BEGIN EXCERPTED DATA
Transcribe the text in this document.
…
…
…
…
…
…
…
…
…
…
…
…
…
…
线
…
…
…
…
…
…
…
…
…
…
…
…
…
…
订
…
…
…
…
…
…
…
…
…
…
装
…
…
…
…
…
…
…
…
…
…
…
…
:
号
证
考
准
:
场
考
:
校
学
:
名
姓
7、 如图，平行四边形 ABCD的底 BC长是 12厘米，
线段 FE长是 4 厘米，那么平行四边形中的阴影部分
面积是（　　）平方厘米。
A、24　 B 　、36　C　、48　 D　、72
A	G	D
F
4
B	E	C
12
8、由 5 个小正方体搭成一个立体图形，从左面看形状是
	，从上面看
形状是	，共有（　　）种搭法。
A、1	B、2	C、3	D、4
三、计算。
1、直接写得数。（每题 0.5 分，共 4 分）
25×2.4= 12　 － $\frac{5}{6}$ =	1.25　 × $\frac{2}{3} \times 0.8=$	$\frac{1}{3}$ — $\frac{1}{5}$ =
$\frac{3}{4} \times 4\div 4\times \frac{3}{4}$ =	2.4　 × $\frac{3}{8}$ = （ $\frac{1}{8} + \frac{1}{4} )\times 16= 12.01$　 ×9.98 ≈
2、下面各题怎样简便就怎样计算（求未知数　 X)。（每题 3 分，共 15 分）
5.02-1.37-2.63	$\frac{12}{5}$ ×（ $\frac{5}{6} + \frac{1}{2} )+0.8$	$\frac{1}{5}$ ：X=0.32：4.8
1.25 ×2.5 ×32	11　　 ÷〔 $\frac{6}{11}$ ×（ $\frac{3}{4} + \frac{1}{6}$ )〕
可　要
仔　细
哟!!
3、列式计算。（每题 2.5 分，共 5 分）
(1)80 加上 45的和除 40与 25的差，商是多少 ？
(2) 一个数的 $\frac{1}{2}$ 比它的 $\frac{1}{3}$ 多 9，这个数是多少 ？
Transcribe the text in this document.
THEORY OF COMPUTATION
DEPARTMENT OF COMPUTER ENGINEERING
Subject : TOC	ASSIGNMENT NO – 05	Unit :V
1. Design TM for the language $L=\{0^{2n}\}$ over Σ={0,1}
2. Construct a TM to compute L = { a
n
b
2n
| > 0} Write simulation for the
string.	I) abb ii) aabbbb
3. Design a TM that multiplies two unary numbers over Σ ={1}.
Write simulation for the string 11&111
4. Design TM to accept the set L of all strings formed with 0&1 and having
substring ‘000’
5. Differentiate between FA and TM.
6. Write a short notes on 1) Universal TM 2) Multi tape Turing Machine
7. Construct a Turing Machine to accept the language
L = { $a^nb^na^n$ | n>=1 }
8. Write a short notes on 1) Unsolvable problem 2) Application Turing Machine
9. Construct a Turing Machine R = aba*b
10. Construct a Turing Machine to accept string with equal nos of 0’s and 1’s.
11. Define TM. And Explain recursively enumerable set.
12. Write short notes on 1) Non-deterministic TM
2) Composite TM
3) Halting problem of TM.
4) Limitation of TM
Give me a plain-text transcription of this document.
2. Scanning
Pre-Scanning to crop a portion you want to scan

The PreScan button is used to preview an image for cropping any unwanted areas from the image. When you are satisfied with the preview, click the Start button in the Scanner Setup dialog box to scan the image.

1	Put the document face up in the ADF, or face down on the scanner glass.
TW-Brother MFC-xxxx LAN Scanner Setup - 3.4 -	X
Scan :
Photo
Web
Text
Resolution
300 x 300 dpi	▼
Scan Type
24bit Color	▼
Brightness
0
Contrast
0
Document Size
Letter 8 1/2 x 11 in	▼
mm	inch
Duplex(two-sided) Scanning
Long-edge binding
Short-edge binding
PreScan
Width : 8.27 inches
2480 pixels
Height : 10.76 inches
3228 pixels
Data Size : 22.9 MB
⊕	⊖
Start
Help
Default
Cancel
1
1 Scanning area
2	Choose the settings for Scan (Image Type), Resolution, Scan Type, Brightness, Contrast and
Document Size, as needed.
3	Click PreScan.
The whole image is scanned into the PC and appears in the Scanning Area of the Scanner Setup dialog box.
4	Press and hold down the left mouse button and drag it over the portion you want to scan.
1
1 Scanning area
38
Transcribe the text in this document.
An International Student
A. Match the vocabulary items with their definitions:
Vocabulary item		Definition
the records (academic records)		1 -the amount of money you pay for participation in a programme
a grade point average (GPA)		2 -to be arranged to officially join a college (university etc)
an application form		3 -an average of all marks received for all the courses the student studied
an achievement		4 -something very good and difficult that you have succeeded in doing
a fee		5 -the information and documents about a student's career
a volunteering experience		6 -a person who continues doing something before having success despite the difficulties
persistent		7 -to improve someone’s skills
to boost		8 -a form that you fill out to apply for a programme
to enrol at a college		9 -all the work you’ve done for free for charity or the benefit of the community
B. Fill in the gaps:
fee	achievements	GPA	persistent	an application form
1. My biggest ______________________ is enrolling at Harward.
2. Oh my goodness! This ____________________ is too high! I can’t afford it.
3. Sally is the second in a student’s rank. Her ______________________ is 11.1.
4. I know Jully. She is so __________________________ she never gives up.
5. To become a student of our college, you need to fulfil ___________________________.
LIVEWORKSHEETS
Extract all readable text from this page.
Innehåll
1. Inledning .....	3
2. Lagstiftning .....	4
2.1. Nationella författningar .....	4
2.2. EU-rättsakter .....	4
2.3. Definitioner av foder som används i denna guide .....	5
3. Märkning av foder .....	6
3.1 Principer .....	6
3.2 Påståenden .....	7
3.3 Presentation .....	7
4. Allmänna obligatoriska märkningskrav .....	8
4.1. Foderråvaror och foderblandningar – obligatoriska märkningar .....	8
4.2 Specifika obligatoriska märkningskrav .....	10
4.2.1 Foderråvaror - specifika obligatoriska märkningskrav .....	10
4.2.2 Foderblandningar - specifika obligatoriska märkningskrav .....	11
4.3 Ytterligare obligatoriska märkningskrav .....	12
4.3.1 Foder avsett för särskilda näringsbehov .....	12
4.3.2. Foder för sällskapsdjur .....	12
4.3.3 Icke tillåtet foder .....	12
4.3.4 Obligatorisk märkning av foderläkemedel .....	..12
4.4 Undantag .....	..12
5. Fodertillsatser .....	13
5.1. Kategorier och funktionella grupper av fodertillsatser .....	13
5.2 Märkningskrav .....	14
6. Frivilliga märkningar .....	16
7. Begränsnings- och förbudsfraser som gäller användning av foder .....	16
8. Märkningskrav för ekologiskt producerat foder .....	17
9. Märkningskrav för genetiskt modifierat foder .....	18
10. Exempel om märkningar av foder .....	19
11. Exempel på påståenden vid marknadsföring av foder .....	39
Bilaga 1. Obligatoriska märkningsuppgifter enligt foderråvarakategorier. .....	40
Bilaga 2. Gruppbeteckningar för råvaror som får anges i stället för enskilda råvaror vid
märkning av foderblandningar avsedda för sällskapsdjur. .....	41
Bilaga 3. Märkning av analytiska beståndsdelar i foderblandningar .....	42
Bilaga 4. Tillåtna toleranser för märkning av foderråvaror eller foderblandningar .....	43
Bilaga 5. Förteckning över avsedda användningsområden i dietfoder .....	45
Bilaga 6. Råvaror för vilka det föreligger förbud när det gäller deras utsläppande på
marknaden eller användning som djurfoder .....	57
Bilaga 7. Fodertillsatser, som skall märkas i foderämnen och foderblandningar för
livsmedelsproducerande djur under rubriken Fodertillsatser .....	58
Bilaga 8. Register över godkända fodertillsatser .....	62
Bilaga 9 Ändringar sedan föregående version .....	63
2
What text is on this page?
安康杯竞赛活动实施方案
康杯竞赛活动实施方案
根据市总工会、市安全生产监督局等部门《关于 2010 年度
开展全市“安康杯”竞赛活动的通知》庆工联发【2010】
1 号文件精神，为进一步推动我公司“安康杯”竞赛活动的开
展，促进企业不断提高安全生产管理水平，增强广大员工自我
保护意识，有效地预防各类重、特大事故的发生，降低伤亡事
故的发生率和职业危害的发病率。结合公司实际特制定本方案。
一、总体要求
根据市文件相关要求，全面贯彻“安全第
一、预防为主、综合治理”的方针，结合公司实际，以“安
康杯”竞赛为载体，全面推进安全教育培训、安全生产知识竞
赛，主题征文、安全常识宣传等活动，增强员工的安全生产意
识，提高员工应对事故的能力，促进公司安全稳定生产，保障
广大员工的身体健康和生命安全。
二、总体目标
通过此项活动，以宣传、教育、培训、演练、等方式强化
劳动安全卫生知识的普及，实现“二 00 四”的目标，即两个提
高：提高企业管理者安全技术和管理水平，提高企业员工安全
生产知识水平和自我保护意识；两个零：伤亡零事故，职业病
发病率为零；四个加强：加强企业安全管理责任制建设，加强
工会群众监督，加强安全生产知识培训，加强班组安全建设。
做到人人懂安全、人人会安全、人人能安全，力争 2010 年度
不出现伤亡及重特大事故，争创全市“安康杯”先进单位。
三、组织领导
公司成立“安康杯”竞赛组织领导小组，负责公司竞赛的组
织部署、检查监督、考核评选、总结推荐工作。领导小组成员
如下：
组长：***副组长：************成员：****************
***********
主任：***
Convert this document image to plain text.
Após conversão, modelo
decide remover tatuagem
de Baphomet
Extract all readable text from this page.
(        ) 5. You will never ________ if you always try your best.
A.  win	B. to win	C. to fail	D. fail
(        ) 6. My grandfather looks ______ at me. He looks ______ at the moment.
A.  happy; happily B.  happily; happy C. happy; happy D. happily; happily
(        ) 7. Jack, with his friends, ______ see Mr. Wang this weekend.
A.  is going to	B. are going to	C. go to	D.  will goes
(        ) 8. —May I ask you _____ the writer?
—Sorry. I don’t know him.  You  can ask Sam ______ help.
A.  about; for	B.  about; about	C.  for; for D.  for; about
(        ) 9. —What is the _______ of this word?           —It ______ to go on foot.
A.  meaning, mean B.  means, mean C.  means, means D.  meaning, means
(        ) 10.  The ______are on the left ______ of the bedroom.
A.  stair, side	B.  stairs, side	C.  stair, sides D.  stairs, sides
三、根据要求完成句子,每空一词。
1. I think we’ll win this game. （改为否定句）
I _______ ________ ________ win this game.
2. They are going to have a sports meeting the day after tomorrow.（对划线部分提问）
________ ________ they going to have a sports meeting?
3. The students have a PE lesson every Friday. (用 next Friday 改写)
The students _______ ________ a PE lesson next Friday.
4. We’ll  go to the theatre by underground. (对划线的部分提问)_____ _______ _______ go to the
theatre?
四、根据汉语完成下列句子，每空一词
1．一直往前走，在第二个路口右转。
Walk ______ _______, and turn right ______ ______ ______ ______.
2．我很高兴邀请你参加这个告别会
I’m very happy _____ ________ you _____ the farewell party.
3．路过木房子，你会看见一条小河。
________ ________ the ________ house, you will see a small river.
END EXCERPTED DATA
=== GIVEN EXERCISE ===
Copy out the lines in which the string "programme" appears.

=== RIGHT ANSWER ===
the records (academic records)		1 -the amount of money you pay for participation in a programme
to boost		8 -a form that you fill out to apply for a programme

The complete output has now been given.